Your task is to transcribe the data exactly while omitting each picture.

Exercise input section start

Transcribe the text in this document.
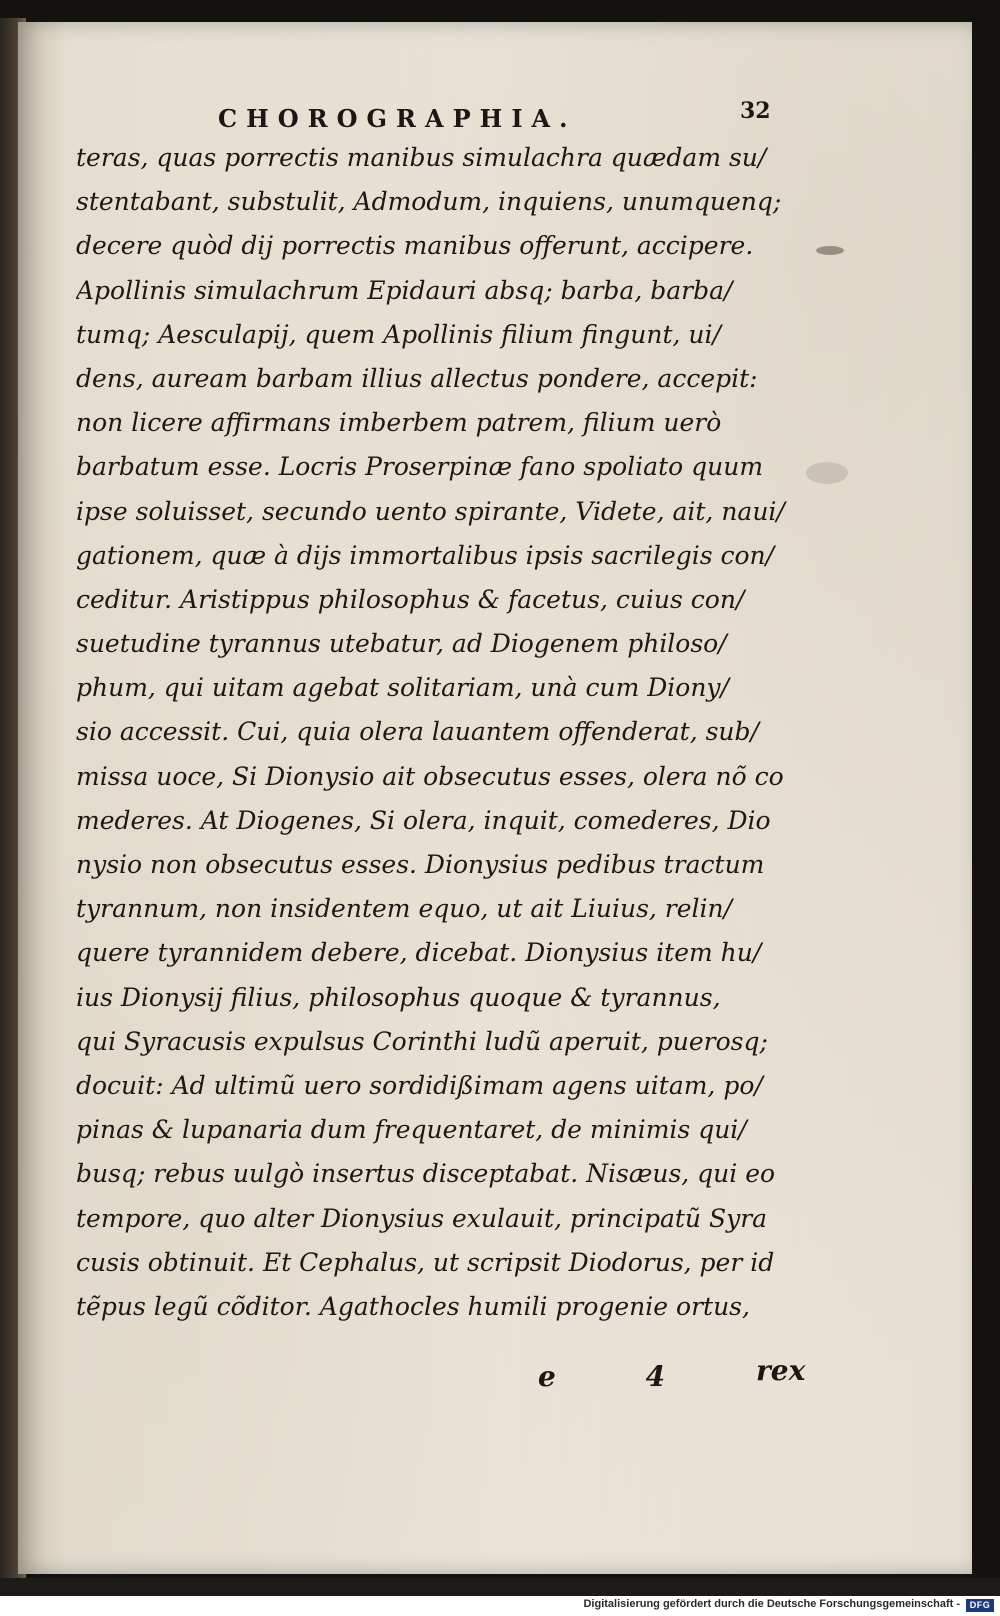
CHOROGRAPHIA.	32
teras, quas porrectis manibus simulachra quædam su/
stentabant, substulit, Admodum, inquiens, unumquenq;
decere quòd dij porrectis manibus offerunt, accipere.
Apollinis simulachrum Epidauri absq; barba, barba/
tumq; Aesculapij, quem Apollinis filium fingunt, ui/
dens, auream barbam illius allectus pondere, accepit:
non licere affirmans imberbem patrem, filium uerò
barbatum esse. Locris Proserpinæ fano spoliato quum
ipse soluisset, secundo uento spirante, Videte, ait, naui/
gationem, quæ à dijs immortalibus ipsis sacrilegis con/
ceditur. Aristippus philosophus & facetus, cuius con/
suetudine tyrannus utebatur, ad Diogenem philoso/
phum, qui uitam agebat solitariam, unà cum Diony/
sio accessit. Cui, quia olera lauantem offenderat, sub/
missa uoce, Si Dionysio ait obsecutus esses, olera nõ co
mederes. At Diogenes, Si olera, inquit, comederes, Dio
nysio non obsecutus esses. Dionysius pedibus tractum
tyrannum, non insidentem equo, ut ait Liuius, relin/
quere tyrannidem debere, dicebat. Dionysius item hu/
ius Dionysij filius, philosophus quoque & tyrannus,
qui Syracusis expulsus Corinthi ludũ aperuit, puerosq;
docuit: Ad ultimũ uero sordidißimam agens uitam, po/
pinas & lupanaria dum frequentaret, de minimis qui/
busq; rebus uulgò insertus disceptabat. Nisæus, qui eo
tempore, quo alter Dionysius exulauit, principatũ Syra
cusis obtinuit. Et Cephalus, ut scripsit Diodorus, per id
tẽpus legũ cõditor. Agathocles humili progenie ortus,
e 4 rex
Digitalisierung gefördert durch die Deutsche Forschungsgemeinschaft -	DFG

Exercise input section end

** Answer space **
Transcribe the text in this document.
CHOROGRAPHIA.	32
teras, quas porrectis manibus simulachra quædam su/
stentabant, substulit, Admodum, inquiens, unumquenq;
decere quòd dij porrectis manibus offerunt, accipere.
Apollinis simulachrum Epidauri absq; barba, barba/
tumq; Aesculapij, quem Apollinis filium fingunt, ui/
dens, auream barbam illius allectus pondere, accepit:
non licere affirmans imberbem patrem, filium uerò
barbatum esse. Locris Proserpinæ fano spoliato quum
ipse soluisset, secundo uento spirante, Videte, ait, naui/
gationem, quæ à dijs immortalibus ipsis sacrilegis con/
ceditur. Aristippus philosophus & facetus, cuius con/
suetudine tyrannus utebatur, ad Diogenem philoso/
phum, qui uitam agebat solitariam, unà cum Diony/
sio accessit. Cui, quia olera lauantem offenderat, sub/
missa uoce, Si Dionysio ait obsecutus esses, olera nõ co
mederes. At Diogenes, Si olera, inquit, comederes, Dio
nysio non obsecutus esses. Dionysius pedibus tractum
tyrannum, non insidentem equo, ut ait Liuius, relin/
quere tyrannidem debere, dicebat. Dionysius item hu/
ius Dionysij filius, philosophus quoque & tyrannus,
qui Syracusis expulsus Corinthi ludũ aperuit, puerosq;
docuit: Ad ultimũ uero sordidißimam agens uitam, po/
pinas & lupanaria dum frequentaret, de minimis qui/
busq; rebus uulgò insertus disceptabat. Nisæus, qui eo
tempore, quo alter Dionysius exulauit, principatũ Syra
cusis obtinuit. Et Cephalus, ut scripsit Diodorus, per id
tẽpus legũ cõditor. Agathocles humili progenie ortus,
e 4 rex
Digitalisierung gefördert durch die Deutsche Forschungsgemeinschaft -	DFG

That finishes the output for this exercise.